(Records excerpted from a collection)

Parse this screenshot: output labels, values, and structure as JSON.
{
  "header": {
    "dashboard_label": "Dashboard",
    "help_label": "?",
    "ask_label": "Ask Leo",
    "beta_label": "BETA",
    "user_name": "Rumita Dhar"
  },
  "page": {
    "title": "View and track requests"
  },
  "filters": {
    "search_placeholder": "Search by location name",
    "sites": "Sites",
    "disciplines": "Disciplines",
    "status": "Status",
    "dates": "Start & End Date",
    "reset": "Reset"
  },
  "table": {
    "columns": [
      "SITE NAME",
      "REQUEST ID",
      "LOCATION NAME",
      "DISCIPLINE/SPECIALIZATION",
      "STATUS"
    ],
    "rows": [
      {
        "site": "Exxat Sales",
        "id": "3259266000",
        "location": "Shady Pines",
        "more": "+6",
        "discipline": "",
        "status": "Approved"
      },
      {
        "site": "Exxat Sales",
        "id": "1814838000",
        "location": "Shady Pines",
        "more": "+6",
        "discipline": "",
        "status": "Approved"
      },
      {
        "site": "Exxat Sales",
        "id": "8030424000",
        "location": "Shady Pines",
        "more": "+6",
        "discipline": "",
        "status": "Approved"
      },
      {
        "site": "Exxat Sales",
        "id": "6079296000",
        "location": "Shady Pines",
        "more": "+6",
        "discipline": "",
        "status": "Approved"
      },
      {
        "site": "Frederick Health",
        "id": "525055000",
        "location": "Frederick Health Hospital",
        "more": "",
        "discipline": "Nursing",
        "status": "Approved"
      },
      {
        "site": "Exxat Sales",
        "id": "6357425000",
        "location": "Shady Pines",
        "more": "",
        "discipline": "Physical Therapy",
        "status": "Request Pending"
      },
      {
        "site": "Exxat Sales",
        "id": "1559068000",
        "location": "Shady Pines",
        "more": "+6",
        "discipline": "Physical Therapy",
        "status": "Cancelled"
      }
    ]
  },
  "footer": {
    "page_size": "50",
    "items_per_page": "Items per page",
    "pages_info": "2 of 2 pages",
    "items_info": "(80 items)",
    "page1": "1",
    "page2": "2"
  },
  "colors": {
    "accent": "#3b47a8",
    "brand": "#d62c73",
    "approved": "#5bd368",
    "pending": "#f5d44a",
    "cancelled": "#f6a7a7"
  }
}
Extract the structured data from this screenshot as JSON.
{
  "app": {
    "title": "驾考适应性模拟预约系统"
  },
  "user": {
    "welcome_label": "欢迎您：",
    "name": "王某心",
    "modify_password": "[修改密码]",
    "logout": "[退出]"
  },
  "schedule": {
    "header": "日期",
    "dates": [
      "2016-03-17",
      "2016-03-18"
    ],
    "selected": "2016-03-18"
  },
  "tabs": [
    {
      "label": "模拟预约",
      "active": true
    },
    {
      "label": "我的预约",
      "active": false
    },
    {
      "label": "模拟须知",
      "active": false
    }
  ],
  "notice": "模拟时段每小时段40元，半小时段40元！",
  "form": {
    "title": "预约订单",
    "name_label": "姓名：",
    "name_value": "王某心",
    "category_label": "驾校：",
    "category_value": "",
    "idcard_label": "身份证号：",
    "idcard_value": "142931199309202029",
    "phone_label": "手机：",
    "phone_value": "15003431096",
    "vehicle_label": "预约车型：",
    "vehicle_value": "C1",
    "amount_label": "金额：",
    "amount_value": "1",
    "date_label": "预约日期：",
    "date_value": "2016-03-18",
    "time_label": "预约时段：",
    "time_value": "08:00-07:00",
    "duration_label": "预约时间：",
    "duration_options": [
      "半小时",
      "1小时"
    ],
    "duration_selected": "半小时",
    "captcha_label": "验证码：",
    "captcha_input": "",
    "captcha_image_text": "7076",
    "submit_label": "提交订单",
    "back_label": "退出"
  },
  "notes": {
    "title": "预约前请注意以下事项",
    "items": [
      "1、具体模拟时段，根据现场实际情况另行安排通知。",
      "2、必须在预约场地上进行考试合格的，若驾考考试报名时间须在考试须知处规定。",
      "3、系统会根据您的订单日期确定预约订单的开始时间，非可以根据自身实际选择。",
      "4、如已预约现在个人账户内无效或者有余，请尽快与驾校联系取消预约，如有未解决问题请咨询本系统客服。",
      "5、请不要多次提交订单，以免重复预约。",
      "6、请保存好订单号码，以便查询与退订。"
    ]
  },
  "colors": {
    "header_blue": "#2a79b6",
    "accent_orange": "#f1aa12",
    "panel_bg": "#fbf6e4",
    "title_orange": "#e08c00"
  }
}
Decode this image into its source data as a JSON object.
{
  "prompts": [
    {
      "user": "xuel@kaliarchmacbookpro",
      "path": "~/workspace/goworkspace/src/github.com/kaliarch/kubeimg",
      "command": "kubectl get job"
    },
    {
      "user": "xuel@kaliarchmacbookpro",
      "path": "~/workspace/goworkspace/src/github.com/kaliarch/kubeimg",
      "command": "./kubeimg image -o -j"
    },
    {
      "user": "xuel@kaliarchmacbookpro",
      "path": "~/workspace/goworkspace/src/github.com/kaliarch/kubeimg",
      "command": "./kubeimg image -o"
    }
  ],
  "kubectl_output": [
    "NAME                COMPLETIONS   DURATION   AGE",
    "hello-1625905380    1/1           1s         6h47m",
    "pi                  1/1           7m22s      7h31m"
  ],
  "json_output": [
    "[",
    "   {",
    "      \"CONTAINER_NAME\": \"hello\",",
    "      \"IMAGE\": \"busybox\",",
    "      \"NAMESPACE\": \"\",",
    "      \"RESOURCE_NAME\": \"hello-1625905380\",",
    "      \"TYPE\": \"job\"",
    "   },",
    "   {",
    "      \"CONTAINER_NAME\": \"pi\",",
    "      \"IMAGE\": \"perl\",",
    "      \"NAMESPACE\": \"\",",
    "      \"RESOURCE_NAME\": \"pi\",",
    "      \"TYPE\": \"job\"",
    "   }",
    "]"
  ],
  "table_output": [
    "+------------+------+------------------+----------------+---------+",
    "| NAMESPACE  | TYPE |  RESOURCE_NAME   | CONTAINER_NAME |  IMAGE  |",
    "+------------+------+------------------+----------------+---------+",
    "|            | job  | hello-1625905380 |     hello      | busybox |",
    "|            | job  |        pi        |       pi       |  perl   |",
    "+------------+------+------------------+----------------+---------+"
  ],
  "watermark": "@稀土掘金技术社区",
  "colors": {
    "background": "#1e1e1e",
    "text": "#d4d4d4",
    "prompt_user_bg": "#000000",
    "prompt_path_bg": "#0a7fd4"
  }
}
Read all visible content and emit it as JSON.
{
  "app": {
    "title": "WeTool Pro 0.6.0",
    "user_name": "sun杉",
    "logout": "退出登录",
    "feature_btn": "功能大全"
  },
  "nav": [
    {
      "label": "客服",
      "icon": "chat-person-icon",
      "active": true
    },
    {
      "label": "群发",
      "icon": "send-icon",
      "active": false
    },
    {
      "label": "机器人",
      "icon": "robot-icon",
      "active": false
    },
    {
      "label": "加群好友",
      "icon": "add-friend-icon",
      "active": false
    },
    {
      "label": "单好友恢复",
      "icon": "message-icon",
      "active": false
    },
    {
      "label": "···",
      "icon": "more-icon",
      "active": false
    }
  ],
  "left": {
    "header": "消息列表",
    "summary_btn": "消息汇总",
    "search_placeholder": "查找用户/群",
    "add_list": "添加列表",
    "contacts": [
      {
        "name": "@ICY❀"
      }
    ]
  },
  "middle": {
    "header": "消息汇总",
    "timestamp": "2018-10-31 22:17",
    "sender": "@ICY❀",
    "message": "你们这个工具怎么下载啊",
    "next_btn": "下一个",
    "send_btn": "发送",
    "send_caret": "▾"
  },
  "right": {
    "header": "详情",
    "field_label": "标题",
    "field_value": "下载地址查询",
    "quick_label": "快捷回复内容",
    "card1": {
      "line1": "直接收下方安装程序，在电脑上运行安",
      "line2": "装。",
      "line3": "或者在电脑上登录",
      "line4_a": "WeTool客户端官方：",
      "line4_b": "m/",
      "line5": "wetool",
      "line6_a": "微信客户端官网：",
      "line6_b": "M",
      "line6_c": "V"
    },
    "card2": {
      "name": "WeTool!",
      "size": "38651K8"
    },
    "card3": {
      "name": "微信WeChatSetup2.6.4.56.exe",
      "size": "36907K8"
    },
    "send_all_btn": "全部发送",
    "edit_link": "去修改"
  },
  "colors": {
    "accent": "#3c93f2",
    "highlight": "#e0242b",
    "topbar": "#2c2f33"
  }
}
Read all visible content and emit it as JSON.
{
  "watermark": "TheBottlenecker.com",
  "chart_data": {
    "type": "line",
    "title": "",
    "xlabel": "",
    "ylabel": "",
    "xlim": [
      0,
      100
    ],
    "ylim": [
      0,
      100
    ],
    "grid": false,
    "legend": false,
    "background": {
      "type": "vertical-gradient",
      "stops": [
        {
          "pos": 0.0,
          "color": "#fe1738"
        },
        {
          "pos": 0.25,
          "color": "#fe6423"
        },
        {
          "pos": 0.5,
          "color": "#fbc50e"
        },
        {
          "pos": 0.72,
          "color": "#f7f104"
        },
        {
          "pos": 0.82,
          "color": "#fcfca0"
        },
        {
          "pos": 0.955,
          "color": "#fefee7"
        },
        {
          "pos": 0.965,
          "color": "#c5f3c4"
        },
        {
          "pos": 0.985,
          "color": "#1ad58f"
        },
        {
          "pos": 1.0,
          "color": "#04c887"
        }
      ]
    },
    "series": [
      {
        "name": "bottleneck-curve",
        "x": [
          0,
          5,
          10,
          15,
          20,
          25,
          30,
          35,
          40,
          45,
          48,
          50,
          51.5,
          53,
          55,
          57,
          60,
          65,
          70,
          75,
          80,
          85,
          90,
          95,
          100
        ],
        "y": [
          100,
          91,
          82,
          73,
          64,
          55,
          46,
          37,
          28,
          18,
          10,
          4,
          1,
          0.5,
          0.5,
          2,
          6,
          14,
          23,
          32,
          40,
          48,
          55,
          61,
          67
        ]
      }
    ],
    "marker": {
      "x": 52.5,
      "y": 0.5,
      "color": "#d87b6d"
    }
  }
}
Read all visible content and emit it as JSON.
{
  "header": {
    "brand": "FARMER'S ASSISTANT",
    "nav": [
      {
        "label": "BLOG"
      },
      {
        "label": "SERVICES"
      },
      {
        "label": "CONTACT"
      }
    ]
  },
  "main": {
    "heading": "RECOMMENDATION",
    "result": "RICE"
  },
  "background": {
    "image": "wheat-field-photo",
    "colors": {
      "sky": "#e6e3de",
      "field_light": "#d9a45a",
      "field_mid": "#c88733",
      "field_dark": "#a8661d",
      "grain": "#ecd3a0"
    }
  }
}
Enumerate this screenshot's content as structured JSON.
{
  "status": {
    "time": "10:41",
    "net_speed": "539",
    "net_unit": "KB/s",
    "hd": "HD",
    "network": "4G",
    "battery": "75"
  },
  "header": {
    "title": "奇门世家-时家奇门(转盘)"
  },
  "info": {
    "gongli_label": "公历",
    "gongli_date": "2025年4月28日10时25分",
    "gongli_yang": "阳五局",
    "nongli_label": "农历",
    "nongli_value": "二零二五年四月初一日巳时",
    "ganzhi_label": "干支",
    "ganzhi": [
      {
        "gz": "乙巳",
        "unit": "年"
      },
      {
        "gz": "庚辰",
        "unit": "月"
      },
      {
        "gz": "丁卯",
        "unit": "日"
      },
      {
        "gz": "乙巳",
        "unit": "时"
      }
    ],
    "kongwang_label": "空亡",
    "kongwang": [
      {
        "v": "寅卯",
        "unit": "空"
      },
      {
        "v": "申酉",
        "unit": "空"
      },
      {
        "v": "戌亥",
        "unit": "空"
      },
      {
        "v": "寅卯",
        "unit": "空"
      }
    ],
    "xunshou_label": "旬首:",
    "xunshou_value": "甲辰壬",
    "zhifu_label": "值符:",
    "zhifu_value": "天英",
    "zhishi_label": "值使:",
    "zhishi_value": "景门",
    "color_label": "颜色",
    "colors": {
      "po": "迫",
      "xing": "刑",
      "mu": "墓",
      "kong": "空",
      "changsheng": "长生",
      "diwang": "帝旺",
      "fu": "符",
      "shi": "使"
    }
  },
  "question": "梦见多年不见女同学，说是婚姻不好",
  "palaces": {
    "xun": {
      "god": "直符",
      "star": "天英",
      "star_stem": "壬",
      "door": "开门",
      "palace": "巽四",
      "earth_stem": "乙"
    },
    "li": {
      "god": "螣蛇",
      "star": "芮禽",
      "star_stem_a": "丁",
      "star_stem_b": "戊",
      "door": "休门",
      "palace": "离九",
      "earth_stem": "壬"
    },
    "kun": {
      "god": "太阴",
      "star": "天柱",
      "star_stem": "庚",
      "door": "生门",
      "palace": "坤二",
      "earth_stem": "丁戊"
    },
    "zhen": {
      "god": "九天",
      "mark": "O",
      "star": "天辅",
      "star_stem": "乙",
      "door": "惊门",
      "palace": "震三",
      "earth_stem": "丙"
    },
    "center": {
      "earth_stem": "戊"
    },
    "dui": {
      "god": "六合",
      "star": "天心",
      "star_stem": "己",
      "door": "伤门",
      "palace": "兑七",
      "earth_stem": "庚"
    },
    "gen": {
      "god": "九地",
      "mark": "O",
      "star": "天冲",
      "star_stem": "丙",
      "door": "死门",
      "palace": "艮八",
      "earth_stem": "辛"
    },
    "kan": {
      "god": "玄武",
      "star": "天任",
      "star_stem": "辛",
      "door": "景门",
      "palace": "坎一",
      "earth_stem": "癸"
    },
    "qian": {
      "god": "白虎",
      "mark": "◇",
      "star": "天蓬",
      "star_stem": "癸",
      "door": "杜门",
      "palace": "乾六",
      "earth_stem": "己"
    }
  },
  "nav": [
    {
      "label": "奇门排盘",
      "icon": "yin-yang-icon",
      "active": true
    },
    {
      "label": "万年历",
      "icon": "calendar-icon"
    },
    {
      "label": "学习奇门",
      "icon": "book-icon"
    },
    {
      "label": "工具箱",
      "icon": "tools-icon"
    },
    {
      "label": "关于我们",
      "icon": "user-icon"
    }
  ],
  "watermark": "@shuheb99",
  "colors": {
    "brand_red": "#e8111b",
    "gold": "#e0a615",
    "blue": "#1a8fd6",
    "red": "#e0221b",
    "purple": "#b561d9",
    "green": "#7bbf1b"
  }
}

What you will do:
Pick out every line of the listing containing the word "icon", and show those lines.

In response:
      "icon": "chat-person-icon",
      "icon": "send-icon",
      "icon": "robot-icon",
      "icon": "add-friend-icon",
      "icon": "message-icon",
      "icon": "more-icon",
      "icon": "yin-yang-icon",
      "icon": "calendar-icon"
      "icon": "book-icon"
      "icon": "tools-icon"
      "icon": "user-icon"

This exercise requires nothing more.